EXERCISE DIRECTIONS:
Scan the entries below for the word "count". Copy each line that has it.

WORKING DATA:
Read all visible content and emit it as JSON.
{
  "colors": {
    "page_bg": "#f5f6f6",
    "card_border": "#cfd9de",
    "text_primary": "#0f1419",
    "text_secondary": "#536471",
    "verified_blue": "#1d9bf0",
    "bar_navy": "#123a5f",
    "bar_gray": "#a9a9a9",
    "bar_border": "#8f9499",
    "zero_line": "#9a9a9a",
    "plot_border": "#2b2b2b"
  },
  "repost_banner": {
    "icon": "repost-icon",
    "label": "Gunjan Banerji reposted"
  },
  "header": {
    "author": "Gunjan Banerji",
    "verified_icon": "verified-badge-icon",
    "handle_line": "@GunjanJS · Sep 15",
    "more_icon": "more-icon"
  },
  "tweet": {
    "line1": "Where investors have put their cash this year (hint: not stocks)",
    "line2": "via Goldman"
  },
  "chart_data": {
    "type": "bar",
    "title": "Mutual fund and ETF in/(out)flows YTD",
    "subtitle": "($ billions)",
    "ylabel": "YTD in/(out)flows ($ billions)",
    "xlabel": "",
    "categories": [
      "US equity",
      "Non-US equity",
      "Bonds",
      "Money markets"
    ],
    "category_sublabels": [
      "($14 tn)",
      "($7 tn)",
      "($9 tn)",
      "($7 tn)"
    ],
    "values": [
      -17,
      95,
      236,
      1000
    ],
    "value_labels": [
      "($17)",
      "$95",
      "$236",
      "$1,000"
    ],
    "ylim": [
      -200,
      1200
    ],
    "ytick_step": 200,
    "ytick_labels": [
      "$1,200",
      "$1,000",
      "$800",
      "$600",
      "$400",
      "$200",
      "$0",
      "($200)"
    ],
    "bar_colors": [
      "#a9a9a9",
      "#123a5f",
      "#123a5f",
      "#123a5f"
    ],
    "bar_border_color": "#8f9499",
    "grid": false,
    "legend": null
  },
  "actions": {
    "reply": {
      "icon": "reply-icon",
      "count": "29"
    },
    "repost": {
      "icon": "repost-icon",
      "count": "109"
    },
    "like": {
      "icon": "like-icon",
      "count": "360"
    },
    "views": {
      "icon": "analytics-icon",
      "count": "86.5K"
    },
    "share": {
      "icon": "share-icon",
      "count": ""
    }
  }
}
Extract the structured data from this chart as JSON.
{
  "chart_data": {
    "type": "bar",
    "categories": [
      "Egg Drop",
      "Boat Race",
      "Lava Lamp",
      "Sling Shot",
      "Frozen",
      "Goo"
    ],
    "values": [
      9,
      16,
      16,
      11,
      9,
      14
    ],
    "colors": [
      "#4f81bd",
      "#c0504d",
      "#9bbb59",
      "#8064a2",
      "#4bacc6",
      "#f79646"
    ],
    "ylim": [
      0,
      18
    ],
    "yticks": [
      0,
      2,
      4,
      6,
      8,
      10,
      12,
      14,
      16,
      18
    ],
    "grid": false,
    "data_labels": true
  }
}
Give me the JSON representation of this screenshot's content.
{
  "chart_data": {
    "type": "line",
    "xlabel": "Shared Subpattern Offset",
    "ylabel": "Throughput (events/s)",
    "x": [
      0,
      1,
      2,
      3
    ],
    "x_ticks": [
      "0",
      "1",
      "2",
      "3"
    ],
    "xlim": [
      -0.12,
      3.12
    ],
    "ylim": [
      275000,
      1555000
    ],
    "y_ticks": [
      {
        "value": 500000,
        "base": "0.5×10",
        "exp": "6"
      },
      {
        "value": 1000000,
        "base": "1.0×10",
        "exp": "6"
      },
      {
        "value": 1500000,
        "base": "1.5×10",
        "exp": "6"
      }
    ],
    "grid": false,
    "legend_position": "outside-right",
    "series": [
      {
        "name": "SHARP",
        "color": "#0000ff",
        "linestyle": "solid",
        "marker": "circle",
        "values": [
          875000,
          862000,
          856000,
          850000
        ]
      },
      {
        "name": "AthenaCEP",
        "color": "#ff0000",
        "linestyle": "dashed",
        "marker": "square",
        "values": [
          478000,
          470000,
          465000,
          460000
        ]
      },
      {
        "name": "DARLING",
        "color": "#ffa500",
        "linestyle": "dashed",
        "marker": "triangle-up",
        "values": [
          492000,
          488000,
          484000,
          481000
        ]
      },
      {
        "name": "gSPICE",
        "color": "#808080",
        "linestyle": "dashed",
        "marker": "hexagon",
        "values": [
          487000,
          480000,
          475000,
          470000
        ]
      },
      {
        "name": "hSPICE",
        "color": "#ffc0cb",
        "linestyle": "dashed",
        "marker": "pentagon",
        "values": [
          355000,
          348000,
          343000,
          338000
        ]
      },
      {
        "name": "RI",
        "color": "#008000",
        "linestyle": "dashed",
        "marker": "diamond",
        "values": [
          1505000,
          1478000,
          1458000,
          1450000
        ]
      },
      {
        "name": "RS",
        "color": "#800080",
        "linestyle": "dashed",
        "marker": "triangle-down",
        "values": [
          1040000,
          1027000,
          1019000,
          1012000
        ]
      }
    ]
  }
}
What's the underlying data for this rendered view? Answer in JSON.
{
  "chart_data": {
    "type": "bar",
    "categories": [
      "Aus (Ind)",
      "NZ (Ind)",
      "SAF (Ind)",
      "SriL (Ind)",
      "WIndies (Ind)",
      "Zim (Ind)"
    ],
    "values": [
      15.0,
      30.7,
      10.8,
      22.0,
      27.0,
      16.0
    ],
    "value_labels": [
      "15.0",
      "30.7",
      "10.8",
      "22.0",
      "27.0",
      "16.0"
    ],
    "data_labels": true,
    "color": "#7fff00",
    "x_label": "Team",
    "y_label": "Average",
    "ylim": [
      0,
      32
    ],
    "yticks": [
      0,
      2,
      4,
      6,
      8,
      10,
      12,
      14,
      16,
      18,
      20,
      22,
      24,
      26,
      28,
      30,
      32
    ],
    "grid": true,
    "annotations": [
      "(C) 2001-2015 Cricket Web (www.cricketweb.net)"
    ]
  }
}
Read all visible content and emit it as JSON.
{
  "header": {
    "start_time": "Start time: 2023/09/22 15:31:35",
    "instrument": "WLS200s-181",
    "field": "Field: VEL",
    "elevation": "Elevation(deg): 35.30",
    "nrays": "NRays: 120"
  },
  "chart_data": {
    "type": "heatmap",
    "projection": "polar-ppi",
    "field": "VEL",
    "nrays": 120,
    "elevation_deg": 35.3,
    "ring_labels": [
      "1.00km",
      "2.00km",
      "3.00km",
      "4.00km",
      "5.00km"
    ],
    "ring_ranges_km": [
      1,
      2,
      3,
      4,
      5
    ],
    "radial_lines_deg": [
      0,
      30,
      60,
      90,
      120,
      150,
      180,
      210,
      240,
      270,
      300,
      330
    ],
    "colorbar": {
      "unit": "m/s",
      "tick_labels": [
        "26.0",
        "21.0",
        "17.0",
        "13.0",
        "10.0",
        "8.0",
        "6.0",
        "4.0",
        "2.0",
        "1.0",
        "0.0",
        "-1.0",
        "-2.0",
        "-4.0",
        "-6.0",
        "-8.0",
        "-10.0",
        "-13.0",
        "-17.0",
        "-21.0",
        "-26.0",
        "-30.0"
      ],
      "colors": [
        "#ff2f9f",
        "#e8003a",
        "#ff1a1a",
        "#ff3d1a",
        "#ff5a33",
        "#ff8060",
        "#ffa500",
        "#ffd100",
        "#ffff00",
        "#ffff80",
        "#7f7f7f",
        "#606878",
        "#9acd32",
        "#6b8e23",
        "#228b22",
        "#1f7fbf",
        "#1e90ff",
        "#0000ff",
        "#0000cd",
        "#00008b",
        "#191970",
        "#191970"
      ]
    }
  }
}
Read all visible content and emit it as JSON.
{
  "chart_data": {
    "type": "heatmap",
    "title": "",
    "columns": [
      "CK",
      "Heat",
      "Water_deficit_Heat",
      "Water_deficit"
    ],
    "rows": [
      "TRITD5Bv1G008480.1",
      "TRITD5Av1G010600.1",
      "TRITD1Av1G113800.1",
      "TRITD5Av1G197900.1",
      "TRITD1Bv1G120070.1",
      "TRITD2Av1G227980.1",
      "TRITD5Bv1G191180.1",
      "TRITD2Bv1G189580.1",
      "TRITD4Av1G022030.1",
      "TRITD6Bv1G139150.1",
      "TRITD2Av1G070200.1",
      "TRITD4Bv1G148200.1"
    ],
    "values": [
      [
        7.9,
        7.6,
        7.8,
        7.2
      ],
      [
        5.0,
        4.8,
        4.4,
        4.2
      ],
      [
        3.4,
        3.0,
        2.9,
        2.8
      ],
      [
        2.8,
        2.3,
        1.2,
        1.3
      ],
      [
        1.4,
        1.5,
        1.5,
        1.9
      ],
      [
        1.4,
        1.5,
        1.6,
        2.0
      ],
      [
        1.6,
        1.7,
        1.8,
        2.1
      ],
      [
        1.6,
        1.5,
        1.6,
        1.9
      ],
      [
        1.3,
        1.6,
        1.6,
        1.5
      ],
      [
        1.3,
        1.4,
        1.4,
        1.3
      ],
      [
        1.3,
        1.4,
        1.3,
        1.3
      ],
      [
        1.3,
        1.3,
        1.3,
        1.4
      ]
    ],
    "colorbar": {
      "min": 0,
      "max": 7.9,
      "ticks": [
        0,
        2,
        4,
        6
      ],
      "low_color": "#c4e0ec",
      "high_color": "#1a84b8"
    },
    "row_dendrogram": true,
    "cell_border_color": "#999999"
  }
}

OUTPUT OF THE EXERCISE:
      "count": "29"
      "count": "109"
      "count": "360"
      "count": "86.5K"
      "count": ""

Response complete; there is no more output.